:: What you should do ::
Pull out every line from the listing that has the word "COLVILLE".

<<<<

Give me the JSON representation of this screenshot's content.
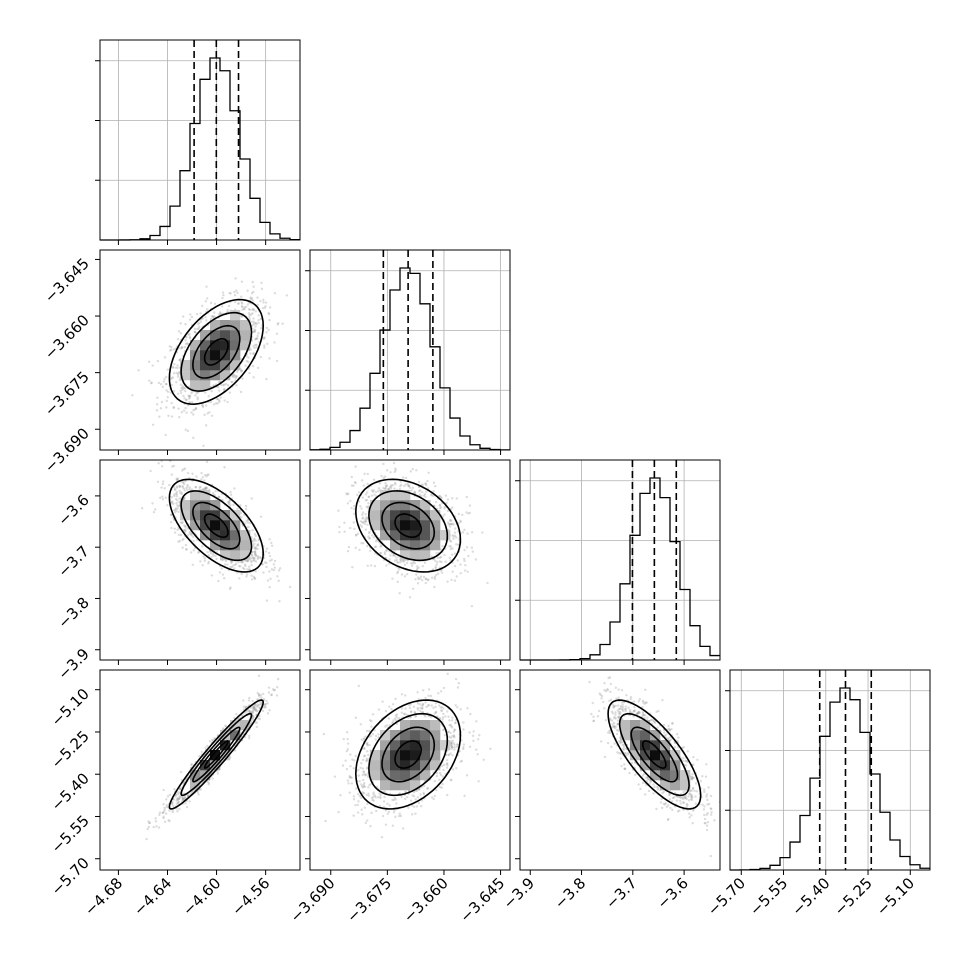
{
  "chart_data": {
    "type": "corner",
    "parameters": [
      {
        "mean": -4.6002,
        "std": 0.0182,
        "range": [
          -4.695,
          -4.532
        ],
        "ticks": [
          -4.68,
          -4.64,
          -4.6,
          -4.56
        ],
        "tick_labels": [
          "−4.68",
          "−4.64",
          "−4.60",
          "−4.56"
        ]
      },
      {
        "mean": -3.6695,
        "std": 0.0066,
        "range": [
          -3.6955,
          -3.6425
        ],
        "ticks": [
          -3.69,
          -3.675,
          -3.66,
          -3.645
        ],
        "tick_labels": [
          "−3.690",
          "−3.675",
          "−3.660",
          "−3.645"
        ]
      },
      {
        "mean": -3.658,
        "std": 0.043,
        "range": [
          -3.92,
          -3.53
        ],
        "ticks": [
          -3.9,
          -3.8,
          -3.7,
          -3.6
        ],
        "tick_labels": [
          "−3.9",
          "−3.8",
          "−3.7",
          "−3.6"
        ]
      },
      {
        "mean": -5.33,
        "std": 0.092,
        "range": [
          -5.74,
          -5.03
        ],
        "ticks": [
          -5.7,
          -5.55,
          -5.4,
          -5.25,
          -5.1
        ],
        "tick_labels": [
          "−5.70",
          "−5.55",
          "−5.40",
          "−5.25",
          "−5.10"
        ]
      }
    ],
    "correlations": [
      {
        "i": 1,
        "j": 0,
        "rho": 0.5
      },
      {
        "i": 2,
        "j": 0,
        "rho": -0.6
      },
      {
        "i": 2,
        "j": 1,
        "rho": -0.3
      },
      {
        "i": 3,
        "j": 0,
        "rho": 0.96
      },
      {
        "i": 3,
        "j": 1,
        "rho": 0.35
      },
      {
        "i": 3,
        "j": 2,
        "rho": -0.75
      }
    ],
    "quantiles": [
      0.16,
      0.5,
      0.84
    ],
    "contour_levels_sigma": [
      0.5,
      1.0,
      1.5,
      2.0
    ],
    "histogram_bins": 20,
    "marginal_grid": true,
    "colors": {
      "ink": "#000000",
      "points": "#9a9a9a",
      "density_dark": "#000000",
      "density_light": "#ffffff"
    }
  }
}
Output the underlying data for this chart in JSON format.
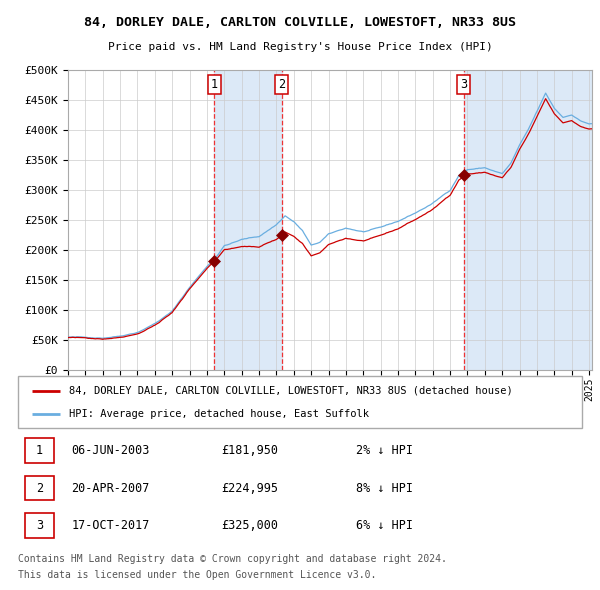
{
  "title1": "84, DORLEY DALE, CARLTON COLVILLE, LOWESTOFT, NR33 8US",
  "title2": "Price paid vs. HM Land Registry's House Price Index (HPI)",
  "legend_line1": "84, DORLEY DALE, CARLTON COLVILLE, LOWESTOFT, NR33 8US (detached house)",
  "legend_line2": "HPI: Average price, detached house, East Suffolk",
  "transactions": [
    {
      "num": 1,
      "date": "06-JUN-2003",
      "price": 181950,
      "pct": "2%",
      "dir": "↓"
    },
    {
      "num": 2,
      "date": "20-APR-2007",
      "price": 224995,
      "pct": "8%",
      "dir": "↓"
    },
    {
      "num": 3,
      "date": "17-OCT-2017",
      "price": 325000,
      "pct": "6%",
      "dir": "↓"
    }
  ],
  "transaction_dates_decimal": [
    2003.43,
    2007.3,
    2017.79
  ],
  "transaction_prices": [
    181950,
    224995,
    325000
  ],
  "ylabel_ticks": [
    "£0",
    "£50K",
    "£100K",
    "£150K",
    "£200K",
    "£250K",
    "£300K",
    "£350K",
    "£400K",
    "£450K",
    "£500K"
  ],
  "ytick_values": [
    0,
    50000,
    100000,
    150000,
    200000,
    250000,
    300000,
    350000,
    400000,
    450000,
    500000
  ],
  "hpi_color": "#6aaee0",
  "price_color": "#cc0000",
  "bg_shade_color": "#dce9f7",
  "grid_color": "#cccccc",
  "dashed_line_color": "#ee3333",
  "marker_color": "#880000",
  "footnote1": "Contains HM Land Registry data © Crown copyright and database right 2024.",
  "footnote2": "This data is licensed under the Open Government Licence v3.0.",
  "hpi_anchors_t": [
    1995.0,
    1996.0,
    1997.0,
    1998.0,
    1999.0,
    2000.0,
    2001.0,
    2002.0,
    2003.0,
    2003.5,
    2004.0,
    2005.0,
    2006.0,
    2007.0,
    2007.5,
    2008.0,
    2008.5,
    2009.0,
    2009.5,
    2010.0,
    2011.0,
    2012.0,
    2013.0,
    2014.0,
    2015.0,
    2016.0,
    2017.0,
    2017.5,
    2018.0,
    2019.0,
    2020.0,
    2020.5,
    2021.0,
    2021.5,
    2022.0,
    2022.5,
    2023.0,
    2023.5,
    2024.0,
    2024.5,
    2025.0
  ],
  "hpi_anchors_v": [
    55000,
    54000,
    54000,
    58000,
    65000,
    80000,
    100000,
    140000,
    175000,
    190000,
    210000,
    220000,
    225000,
    245000,
    260000,
    250000,
    235000,
    210000,
    215000,
    228000,
    238000,
    232000,
    238000,
    248000,
    262000,
    278000,
    300000,
    325000,
    335000,
    338000,
    328000,
    345000,
    375000,
    400000,
    430000,
    460000,
    435000,
    420000,
    425000,
    415000,
    410000
  ]
}
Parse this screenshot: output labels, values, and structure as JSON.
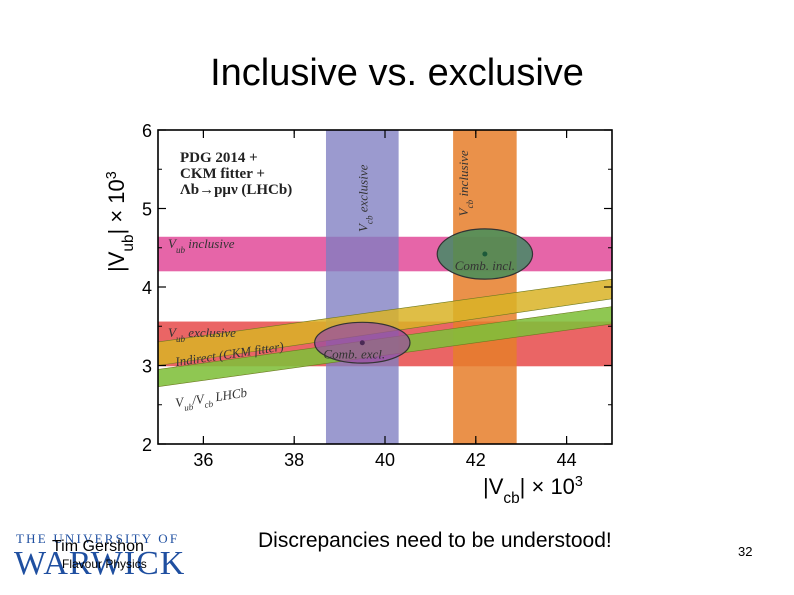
{
  "slide": {
    "title": "Inclusive vs. exclusive",
    "footer_author": "Tim Gershon",
    "footer_subject": "Flavour Physics",
    "message": "Discrepancies need to be understood!",
    "page_number": "32",
    "logo_top": "THE UNIVERSITY OF",
    "logo_main": "WARWICK"
  },
  "chart_data": {
    "type": "band-overlay",
    "xlabel_main": "|V",
    "xlabel_sub": "cb",
    "xlabel_tail": "| × 10",
    "xlabel_exp": "3",
    "ylabel_main": "|V",
    "ylabel_sub": "ub",
    "ylabel_tail": "| × 10",
    "ylabel_exp": "3",
    "xlim": [
      35,
      45
    ],
    "ylim": [
      2,
      6
    ],
    "xticks": [
      36,
      38,
      40,
      42,
      44
    ],
    "yticks": [
      2,
      3,
      4,
      5,
      6
    ],
    "legend_lines": [
      "PDG 2014 +",
      "CKM fitter +",
      "Λb→pμν (LHCb)"
    ],
    "colors": {
      "vcb_exclusive": "#7f7ec2",
      "vcb_inclusive": "#e67e2a",
      "vub_inclusive": "#e24a99",
      "vub_exclusive": "#e64a4a",
      "indirect": "#d9b326",
      "lhcb": "#7fbf3a",
      "ellipse_incl": "#2e8f5e",
      "ellipse_excl": "#9a4fa0"
    },
    "vertical_bands": [
      {
        "label_main": "V",
        "label_sub": "cb",
        "label_tail": " exclusive",
        "xmin": 38.7,
        "xmax": 40.3
      },
      {
        "label_main": "V",
        "label_sub": "cb",
        "label_tail": " inclusive",
        "xmin": 41.5,
        "xmax": 42.9
      }
    ],
    "horizontal_bands": [
      {
        "label_main": "V",
        "label_sub": "ub",
        "label_tail": " inclusive",
        "ymin": 4.2,
        "ymax": 4.64
      },
      {
        "label_main": "V",
        "label_sub": "ub",
        "label_tail": " exclusive",
        "ymin": 2.99,
        "ymax": 3.56
      }
    ],
    "sloped_bands": [
      {
        "label": "Indirect (CKM fitter)",
        "left_low": 3.0,
        "left_high": 3.3,
        "right_low": 3.85,
        "right_high": 4.1
      },
      {
        "label_main": "V",
        "label_sub": "ub",
        "label_mid": "/V",
        "label_sub2": "cb",
        "label_tail": " LHCb",
        "left_low": 2.73,
        "left_high": 2.95,
        "right_low": 3.53,
        "right_high": 3.75
      }
    ],
    "ellipses": [
      {
        "label": "Comb. incl.",
        "cx": 42.2,
        "cy": 4.42,
        "rx": 1.05,
        "ry": 0.32
      },
      {
        "label": "Comb. excl.",
        "cx": 39.5,
        "cy": 3.29,
        "rx": 1.05,
        "ry": 0.26
      }
    ]
  }
}
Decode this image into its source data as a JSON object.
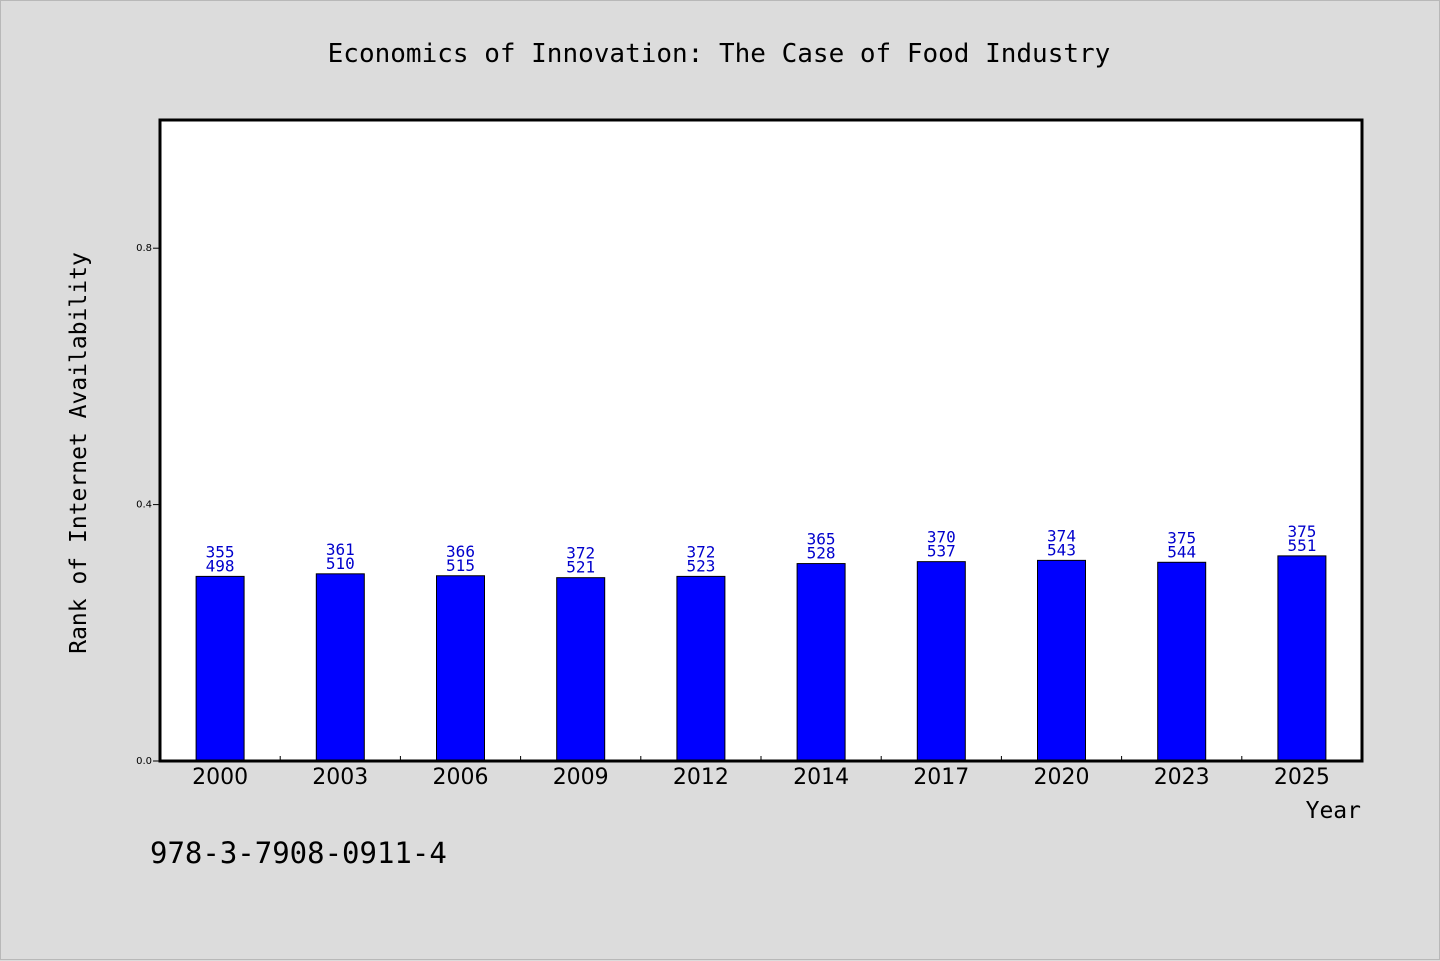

>>>>

:: Finished exercise ::
  "title1": "84, DORLEY DALE, CARLTON COLVILLE, LOWESTOFT, NR33 8US",
  "legend_line1": "84, DORLEY DALE, CARLTON COLVILLE, LOWESTOFT, NR33 8US (detached house)",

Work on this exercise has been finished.